— Dataset entries —

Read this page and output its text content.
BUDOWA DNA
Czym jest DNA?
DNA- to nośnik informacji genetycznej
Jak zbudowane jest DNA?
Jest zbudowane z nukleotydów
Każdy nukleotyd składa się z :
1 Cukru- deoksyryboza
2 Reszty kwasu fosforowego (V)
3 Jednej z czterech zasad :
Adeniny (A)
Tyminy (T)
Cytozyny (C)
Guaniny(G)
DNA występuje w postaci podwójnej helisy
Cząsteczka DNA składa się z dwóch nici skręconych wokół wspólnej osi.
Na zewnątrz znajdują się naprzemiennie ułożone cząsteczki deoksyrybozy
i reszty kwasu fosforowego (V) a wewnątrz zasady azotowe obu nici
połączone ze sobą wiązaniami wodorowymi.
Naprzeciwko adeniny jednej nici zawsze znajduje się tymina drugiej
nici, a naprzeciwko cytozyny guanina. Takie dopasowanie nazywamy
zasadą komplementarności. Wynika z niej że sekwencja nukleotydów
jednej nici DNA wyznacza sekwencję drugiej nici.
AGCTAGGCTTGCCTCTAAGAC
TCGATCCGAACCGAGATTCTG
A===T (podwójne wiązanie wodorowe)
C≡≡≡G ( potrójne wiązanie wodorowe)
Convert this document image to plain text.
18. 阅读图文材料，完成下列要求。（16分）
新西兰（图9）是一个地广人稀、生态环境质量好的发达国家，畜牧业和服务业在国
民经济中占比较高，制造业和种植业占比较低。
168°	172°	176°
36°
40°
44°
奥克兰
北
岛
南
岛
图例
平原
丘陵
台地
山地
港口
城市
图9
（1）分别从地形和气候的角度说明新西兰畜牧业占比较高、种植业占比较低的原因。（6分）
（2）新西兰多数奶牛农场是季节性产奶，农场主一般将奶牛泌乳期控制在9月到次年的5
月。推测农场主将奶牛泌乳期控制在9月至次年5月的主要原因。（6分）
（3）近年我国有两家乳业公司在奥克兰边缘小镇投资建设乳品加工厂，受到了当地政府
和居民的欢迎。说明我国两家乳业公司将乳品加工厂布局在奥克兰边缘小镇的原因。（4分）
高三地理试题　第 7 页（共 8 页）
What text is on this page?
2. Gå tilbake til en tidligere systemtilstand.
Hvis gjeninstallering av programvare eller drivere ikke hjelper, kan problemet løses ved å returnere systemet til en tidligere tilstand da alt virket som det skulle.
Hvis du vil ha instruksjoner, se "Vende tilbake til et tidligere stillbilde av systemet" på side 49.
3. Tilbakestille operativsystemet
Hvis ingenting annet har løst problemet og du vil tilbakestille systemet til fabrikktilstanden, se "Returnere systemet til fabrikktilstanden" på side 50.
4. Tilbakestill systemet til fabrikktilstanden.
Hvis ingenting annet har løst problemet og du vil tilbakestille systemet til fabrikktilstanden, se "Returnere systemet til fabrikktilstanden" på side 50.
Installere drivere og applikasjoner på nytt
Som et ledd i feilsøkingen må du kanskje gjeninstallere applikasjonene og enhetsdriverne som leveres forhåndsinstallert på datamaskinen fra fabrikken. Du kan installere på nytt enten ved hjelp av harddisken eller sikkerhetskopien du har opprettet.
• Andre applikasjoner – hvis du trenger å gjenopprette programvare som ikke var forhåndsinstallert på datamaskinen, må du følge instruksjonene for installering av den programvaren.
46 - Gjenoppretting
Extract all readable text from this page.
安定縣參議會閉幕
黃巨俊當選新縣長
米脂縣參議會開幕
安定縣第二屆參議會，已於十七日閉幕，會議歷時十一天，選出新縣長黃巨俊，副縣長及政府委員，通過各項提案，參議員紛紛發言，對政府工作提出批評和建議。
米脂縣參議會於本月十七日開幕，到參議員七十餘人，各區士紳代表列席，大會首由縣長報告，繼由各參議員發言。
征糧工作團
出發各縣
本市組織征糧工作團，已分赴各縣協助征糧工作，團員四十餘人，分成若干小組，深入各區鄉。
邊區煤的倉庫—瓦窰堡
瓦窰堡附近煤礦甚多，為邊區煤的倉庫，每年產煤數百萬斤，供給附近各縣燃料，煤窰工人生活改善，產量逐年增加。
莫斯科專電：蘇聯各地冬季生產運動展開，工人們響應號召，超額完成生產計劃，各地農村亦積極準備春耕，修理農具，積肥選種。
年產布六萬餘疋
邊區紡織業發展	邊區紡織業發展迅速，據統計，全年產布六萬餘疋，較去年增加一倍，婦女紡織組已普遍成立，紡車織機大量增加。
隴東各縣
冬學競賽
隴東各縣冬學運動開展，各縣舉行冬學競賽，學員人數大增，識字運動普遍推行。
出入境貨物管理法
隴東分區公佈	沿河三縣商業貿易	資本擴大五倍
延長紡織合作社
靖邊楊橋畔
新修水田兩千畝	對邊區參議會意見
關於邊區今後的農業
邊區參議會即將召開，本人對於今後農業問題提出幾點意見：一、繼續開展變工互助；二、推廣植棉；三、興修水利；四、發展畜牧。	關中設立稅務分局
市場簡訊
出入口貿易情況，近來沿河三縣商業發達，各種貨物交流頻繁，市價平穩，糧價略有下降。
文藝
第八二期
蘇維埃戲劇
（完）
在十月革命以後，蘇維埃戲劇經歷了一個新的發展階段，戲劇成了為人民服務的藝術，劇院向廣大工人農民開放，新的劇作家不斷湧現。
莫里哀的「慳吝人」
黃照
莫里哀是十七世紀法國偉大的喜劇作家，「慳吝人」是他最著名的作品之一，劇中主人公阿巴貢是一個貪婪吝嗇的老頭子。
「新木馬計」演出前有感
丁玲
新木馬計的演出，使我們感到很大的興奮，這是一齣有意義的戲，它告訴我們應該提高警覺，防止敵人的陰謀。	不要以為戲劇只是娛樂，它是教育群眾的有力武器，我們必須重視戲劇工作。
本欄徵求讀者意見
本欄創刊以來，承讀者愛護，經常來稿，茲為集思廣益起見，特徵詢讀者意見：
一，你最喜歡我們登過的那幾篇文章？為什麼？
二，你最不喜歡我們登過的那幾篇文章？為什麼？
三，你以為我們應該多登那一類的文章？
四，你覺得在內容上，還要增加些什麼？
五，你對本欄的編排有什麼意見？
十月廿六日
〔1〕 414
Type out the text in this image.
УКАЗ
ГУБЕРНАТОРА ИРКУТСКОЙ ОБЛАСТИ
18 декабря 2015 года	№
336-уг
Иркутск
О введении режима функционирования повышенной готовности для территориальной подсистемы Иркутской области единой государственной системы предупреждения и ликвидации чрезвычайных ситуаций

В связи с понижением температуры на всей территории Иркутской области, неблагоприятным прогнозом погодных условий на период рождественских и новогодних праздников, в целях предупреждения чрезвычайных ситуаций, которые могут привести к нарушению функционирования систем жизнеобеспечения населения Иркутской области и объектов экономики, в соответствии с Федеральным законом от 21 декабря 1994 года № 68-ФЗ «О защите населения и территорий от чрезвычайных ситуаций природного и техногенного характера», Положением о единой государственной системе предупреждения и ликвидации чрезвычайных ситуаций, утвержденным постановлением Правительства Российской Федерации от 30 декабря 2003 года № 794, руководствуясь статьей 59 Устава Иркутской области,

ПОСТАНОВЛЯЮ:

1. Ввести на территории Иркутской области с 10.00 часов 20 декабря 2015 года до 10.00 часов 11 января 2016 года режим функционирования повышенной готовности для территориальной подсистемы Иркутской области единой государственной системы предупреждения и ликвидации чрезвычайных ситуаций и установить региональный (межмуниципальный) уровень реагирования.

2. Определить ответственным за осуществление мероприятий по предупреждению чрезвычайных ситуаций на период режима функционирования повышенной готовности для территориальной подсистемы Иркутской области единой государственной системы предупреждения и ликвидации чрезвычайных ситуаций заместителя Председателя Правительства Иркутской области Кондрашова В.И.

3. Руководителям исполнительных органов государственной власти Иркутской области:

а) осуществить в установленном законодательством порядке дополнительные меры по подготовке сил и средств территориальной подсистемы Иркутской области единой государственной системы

— Exercise —
Look over the listing above. Pick out and copy every line that includes "nytt".

— Exercise output —
Installere drivere og applikasjoner på nytt
Som et ledd i feilsøkingen må du kanskje gjeninstallere applikasjonene og enhetsdriverne som leveres forhåndsinstallert på datamaskinen fra fabrikken. Du kan installere på nytt enten ved hjelp av harddisken eller sikkerhetskopien du har opprettet.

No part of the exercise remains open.